* **EXERCISE GOAL**
Output the entries below exactly as written, omitting pictures.

* begin LISTED RECORDS *

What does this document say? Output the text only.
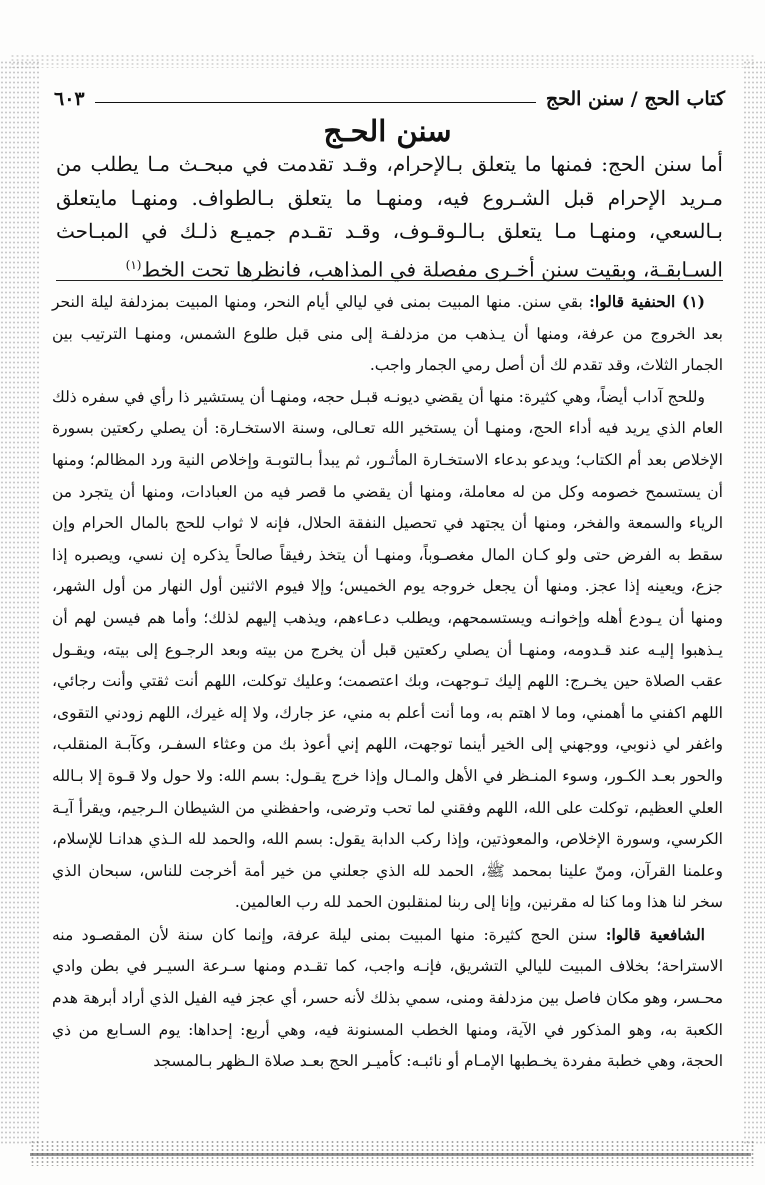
كتاب الحج / سنن الحج
٦٠٣
سنن الحـج
أما سنن الحج: فمنها ما يتعلق بـالإحرام، وقـد تقدمت في مبحـث مـا يطلب من مـريد الإحرام قبل الشـروع فيه، ومنهـا ما يتعلق بـالطواف. ومنهـا مايتعلق بـالسعي، ومنهـا مـا يتعلق بـالـوقـوف، وقـد تقـدم جميـع ذلـك في المبـاحث السـابقـة، وبقيت سنن أخـرى مفصلة في المذاهب، فانظرها تحت الخط$^{(١)}$

(١) الحنفية قالوا: بقي سنن. منها المبيت بمنى في ليالي أيام النحر، ومنها المبيت بمزدلفة ليلة النحر بعد الخروج من عرفة، ومنها أن يـذهب من مزدلفـة إلى منى قبل طلوع الشمس، ومنهـا الترتيب بين الجمار الثلاث، وقد تقدم لك أن أصل رمي الجمار واجب.

وللحج آداب أيضاً، وهي كثيرة: منها أن يقضي ديونـه قبـل حجه، ومنهـا أن يستشير ذا رأي في سفره ذلك العام الذي يريد فيه أداء الحج، ومنهـا أن يستخير الله تعـالى، وسنة الاستخـارة: أن يصلي ركعتين بسورة الإخلاص بعد أم الكتاب؛ ويدعو بدعاء الاستخـارة المأثـور، ثم يبدأ بـالتوبـة وإخلاص النية ورد المظالم؛ ومنها أن يستسمح خصومه وكل من له معاملة، ومنها أن يقضي ما قصر فيه من العبادات، ومنها أن يتجرد من الرياء والسمعة والفخر، ومنها أن يجتهد في تحصيل النفقة الحلال، فإنه لا ثواب للحج بالمال الحرام وإن سقط به الفرض حتى ولو كـان المال مغصـوباً، ومنهـا أن يتخذ رفيقاً صالحاً يذكره إن نسي، ويصبره إذا جزع، ويعينه إذا عجز. ومنها أن يجعل خروجه يوم الخميس؛ وإلا فيوم الاثنين أول النهار من أول الشهر، ومنها أن يـودع أهله وإخوانـه ويستسمحهم، ويطلب دعـاءهم، ويذهب إليهم لذلك؛ وأما هم فيسن لهم أن يـذهبوا إليـه عند قـدومه، ومنهـا أن يصلي ركعتين قبل أن يخرج من بيته وبعد الرجـوع إلى بيته، ويقـول عقب الصلاة حين يخـرج: اللهم إليك تـوجهت، وبك اعتصمت؛ وعليك توكلت، اللهم أنت ثقتي وأنت رجائي، اللهم اكفني ما أهمني، وما لا اهتم به، وما أنت أعلم به مني، عز جارك، ولا إله غيرك، اللهم زودني التقوى، واغفر لي ذنوبي، ووجهني إلى الخير أينما توجهت، اللهم إني أعوذ بك من وعثاء السفـر، وكآبـة المنقلب، والحور بعـد الكـور، وسوء المنـظر في الأهل والمـال وإذا خرج يقـول: بسم الله: ولا حول ولا قـوة إلا بـالله العلي العظيم، توكلت على الله، اللهم وفقني لما تحب وترضى، واحفظني من الشيطان الـرجيم، ويقرأ آيـة الكرسي، وسورة الإخلاص، والمعوذتين، وإذا ركب الدابة يقول: بسم الله، والحمد لله الـذي هدانـا للإسلام، وعلمنا القرآن، ومنّ علينا بمحمد ﷺ، الحمد لله الذي جعلني من خير أمة أخرجت للناس، سبحان الذي سخر لنا هذا وما كنا له مقرنين، وإنا إلى ربنا لمنقلبون الحمد لله رب العالمين.

الشافعية قالوا: سنن الحج كثيرة: منها المبيت بمنى ليلة عرفة، وإنما كان سنة لأن المقصـود منه الاستراحة؛ بخلاف المبيت لليالي التشريق، فإنـه واجب، كما تقـدم ومنها سـرعة السيـر في بطن وادي محـسر، وهو مكان فاصل بين مزدلفة ومنى، سمي بذلك لأنه حسر، أي عجز فيه الفيل الذي أراد أبرهة هدم الكعبة به، وهو المذكور في الآية، ومنها الخطب المسنونة فيه، وهي أربع: إحداها: يوم السـابع من ذي الحجة، وهي خطبة مفردة يخـطبها الإمـام أو نائبـه: كأميـر الحج بعـد صلاة الـظهر بـالمسجد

* end LISTED RECORDS *

* **RESPONSE**
What does this document say? Output the text only.
كتاب الحج / سنن الحج
٦٠٣
سنن الحـج
أما سنن الحج: فمنها ما يتعلق بـالإحرام، وقـد تقدمت في مبحـث مـا يطلب من مـريد الإحرام قبل الشـروع فيه، ومنهـا ما يتعلق بـالطواف. ومنهـا مايتعلق بـالسعي، ومنهـا مـا يتعلق بـالـوقـوف، وقـد تقـدم جميـع ذلـك في المبـاحث السـابقـة، وبقيت سنن أخـرى مفصلة في المذاهب، فانظرها تحت الخط$^{(١)}$

(١) الحنفية قالوا: بقي سنن. منها المبيت بمنى في ليالي أيام النحر، ومنها المبيت بمزدلفة ليلة النحر بعد الخروج من عرفة، ومنها أن يـذهب من مزدلفـة إلى منى قبل طلوع الشمس، ومنهـا الترتيب بين الجمار الثلاث، وقد تقدم لك أن أصل رمي الجمار واجب.

وللحج آداب أيضاً، وهي كثيرة: منها أن يقضي ديونـه قبـل حجه، ومنهـا أن يستشير ذا رأي في سفره ذلك العام الذي يريد فيه أداء الحج، ومنهـا أن يستخير الله تعـالى، وسنة الاستخـارة: أن يصلي ركعتين بسورة الإخلاص بعد أم الكتاب؛ ويدعو بدعاء الاستخـارة المأثـور، ثم يبدأ بـالتوبـة وإخلاص النية ورد المظالم؛ ومنها أن يستسمح خصومه وكل من له معاملة، ومنها أن يقضي ما قصر فيه من العبادات، ومنها أن يتجرد من الرياء والسمعة والفخر، ومنها أن يجتهد في تحصيل النفقة الحلال، فإنه لا ثواب للحج بالمال الحرام وإن سقط به الفرض حتى ولو كـان المال مغصـوباً، ومنهـا أن يتخذ رفيقاً صالحاً يذكره إن نسي، ويصبره إذا جزع، ويعينه إذا عجز. ومنها أن يجعل خروجه يوم الخميس؛ وإلا فيوم الاثنين أول النهار من أول الشهر، ومنها أن يـودع أهله وإخوانـه ويستسمحهم، ويطلب دعـاءهم، ويذهب إليهم لذلك؛ وأما هم فيسن لهم أن يـذهبوا إليـه عند قـدومه، ومنهـا أن يصلي ركعتين قبل أن يخرج من بيته وبعد الرجـوع إلى بيته، ويقـول عقب الصلاة حين يخـرج: اللهم إليك تـوجهت، وبك اعتصمت؛ وعليك توكلت، اللهم أنت ثقتي وأنت رجائي، اللهم اكفني ما أهمني، وما لا اهتم به، وما أنت أعلم به مني، عز جارك، ولا إله غيرك، اللهم زودني التقوى، واغفر لي ذنوبي، ووجهني إلى الخير أينما توجهت، اللهم إني أعوذ بك من وعثاء السفـر، وكآبـة المنقلب، والحور بعـد الكـور، وسوء المنـظر في الأهل والمـال وإذا خرج يقـول: بسم الله: ولا حول ولا قـوة إلا بـالله العلي العظيم، توكلت على الله، اللهم وفقني لما تحب وترضى، واحفظني من الشيطان الـرجيم، ويقرأ آيـة الكرسي، وسورة الإخلاص، والمعوذتين، وإذا ركب الدابة يقول: بسم الله، والحمد لله الـذي هدانـا للإسلام، وعلمنا القرآن، ومنّ علينا بمحمد ﷺ، الحمد لله الذي جعلني من خير أمة أخرجت للناس، سبحان الذي سخر لنا هذا وما كنا له مقرنين، وإنا إلى ربنا لمنقلبون الحمد لله رب العالمين.

الشافعية قالوا: سنن الحج كثيرة: منها المبيت بمنى ليلة عرفة، وإنما كان سنة لأن المقصـود منه الاستراحة؛ بخلاف المبيت لليالي التشريق، فإنـه واجب، كما تقـدم ومنها سـرعة السيـر في بطن وادي محـسر، وهو مكان فاصل بين مزدلفة ومنى، سمي بذلك لأنه حسر، أي عجز فيه الفيل الذي أراد أبرهة هدم الكعبة به، وهو المذكور في الآية، ومنها الخطب المسنونة فيه، وهي أربع: إحداها: يوم السـابع من ذي الحجة، وهي خطبة مفردة يخـطبها الإمـام أو نائبـه: كأميـر الحج بعـد صلاة الـظهر بـالمسجد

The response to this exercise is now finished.